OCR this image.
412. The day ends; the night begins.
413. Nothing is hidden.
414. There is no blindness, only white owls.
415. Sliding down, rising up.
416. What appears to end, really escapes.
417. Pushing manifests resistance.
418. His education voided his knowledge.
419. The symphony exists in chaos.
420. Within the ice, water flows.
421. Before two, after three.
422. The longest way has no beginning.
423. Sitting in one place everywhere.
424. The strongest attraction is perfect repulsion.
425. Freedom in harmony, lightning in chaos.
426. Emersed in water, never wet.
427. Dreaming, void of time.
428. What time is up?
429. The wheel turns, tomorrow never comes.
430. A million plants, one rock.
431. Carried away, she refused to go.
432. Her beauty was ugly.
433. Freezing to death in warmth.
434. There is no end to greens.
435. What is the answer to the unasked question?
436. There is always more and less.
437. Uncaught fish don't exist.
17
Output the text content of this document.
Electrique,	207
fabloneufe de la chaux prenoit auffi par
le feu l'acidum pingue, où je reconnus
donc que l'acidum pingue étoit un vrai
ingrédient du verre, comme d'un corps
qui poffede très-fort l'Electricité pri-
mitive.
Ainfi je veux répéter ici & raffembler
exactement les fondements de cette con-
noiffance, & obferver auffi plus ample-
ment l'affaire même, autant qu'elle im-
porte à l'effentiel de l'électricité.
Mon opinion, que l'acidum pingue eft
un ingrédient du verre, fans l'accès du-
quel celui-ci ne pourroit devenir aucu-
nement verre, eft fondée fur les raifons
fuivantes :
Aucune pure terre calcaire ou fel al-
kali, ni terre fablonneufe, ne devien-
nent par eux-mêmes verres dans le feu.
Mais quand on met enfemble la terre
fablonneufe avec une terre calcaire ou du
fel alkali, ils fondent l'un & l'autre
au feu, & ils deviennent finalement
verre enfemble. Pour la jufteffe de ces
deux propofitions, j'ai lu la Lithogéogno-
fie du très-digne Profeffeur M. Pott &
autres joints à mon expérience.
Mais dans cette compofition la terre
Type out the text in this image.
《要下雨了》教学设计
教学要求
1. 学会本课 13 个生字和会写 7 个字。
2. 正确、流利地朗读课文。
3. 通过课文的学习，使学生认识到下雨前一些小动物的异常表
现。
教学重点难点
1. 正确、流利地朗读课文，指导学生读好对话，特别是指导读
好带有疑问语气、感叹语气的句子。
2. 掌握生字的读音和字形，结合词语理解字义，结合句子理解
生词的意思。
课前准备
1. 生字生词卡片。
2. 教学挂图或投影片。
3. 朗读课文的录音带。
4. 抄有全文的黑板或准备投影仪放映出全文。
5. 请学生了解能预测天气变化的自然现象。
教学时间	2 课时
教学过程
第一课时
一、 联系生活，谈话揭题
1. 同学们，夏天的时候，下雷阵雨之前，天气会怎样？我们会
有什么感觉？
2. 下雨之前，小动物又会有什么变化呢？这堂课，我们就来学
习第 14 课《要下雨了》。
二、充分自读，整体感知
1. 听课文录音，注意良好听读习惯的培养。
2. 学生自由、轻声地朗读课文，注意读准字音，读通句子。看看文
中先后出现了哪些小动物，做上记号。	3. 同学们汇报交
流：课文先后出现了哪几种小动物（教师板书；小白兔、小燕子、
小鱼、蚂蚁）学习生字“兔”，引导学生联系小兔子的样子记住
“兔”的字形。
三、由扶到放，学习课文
----
Set problem:
Word for word, extract all the records.

Answer for this exercise:
OCR this image.
412. The day ends; the night begins.
413. Nothing is hidden.
414. There is no blindness, only white owls.
415. Sliding down, rising up.
416. What appears to end, really escapes.
417. Pushing manifests resistance.
418. His education voided his knowledge.
419. The symphony exists in chaos.
420. Within the ice, water flows.
421. Before two, after three.
422. The longest way has no beginning.
423. Sitting in one place everywhere.
424. The strongest attraction is perfect repulsion.
425. Freedom in harmony, lightning in chaos.
426. Emersed in water, never wet.
427. Dreaming, void of time.
428. What time is up?
429. The wheel turns, tomorrow never comes.
430. A million plants, one rock.
431. Carried away, she refused to go.
432. Her beauty was ugly.
433. Freezing to death in warmth.
434. There is no end to greens.
435. What is the answer to the unasked question?
436. There is always more and less.
437. Uncaught fish don't exist.
17
Output the text content of this document.
Electrique,	207
fabloneufe de la chaux prenoit auffi par
le feu l'acidum pingue, où je reconnus
donc que l'acidum pingue étoit un vrai
ingrédient du verre, comme d'un corps
qui poffede très-fort l'Electricité pri-
mitive.
Ainfi je veux répéter ici & raffembler
exactement les fondements de cette con-
noiffance, & obferver auffi plus ample-
ment l'affaire même, autant qu'elle im-
porte à l'effentiel de l'électricité.
Mon opinion, que l'acidum pingue eft
un ingrédient du verre, fans l'accès du-
quel celui-ci ne pourroit devenir aucu-
nement verre, eft fondée fur les raifons
fuivantes :
Aucune pure terre calcaire ou fel al-
kali, ni terre fablonneufe, ne devien-
nent par eux-mêmes verres dans le feu.
Mais quand on met enfemble la terre
fablonneufe avec une terre calcaire ou du
fel alkali, ils fondent l'un & l'autre
au feu, & ils deviennent finalement
verre enfemble. Pour la jufteffe de ces
deux propofitions, j'ai lu la Lithogéogno-
fie du très-digne Profeffeur M. Pott &
autres joints à mon expérience.
Mais dans cette compofition la terre
Type out the text in this image.
《要下雨了》教学设计
教学要求
1. 学会本课 13 个生字和会写 7 个字。
2. 正确、流利地朗读课文。
3. 通过课文的学习，使学生认识到下雨前一些小动物的异常表
现。
教学重点难点
1. 正确、流利地朗读课文，指导学生读好对话，特别是指导读
好带有疑问语气、感叹语气的句子。
2. 掌握生字的读音和字形，结合词语理解字义，结合句子理解
生词的意思。
课前准备
1. 生字生词卡片。
2. 教学挂图或投影片。
3. 朗读课文的录音带。
4. 抄有全文的黑板或准备投影仪放映出全文。
5. 请学生了解能预测天气变化的自然现象。
教学时间	2 课时
教学过程
第一课时
一、 联系生活，谈话揭题
1. 同学们，夏天的时候，下雷阵雨之前，天气会怎样？我们会
有什么感觉？
2. 下雨之前，小动物又会有什么变化呢？这堂课，我们就来学
习第 14 课《要下雨了》。
二、充分自读，整体感知
1. 听课文录音，注意良好听读习惯的培养。
2. 学生自由、轻声地朗读课文，注意读准字音，读通句子。看看文
中先后出现了哪些小动物，做上记号。	3. 同学们汇报交
流：课文先后出现了哪几种小动物（教师板书；小白兔、小燕子、
小鱼、蚂蚁）学习生字“兔”，引导学生联系小兔子的样子记住
“兔”的字形。
三、由扶到放，学习课文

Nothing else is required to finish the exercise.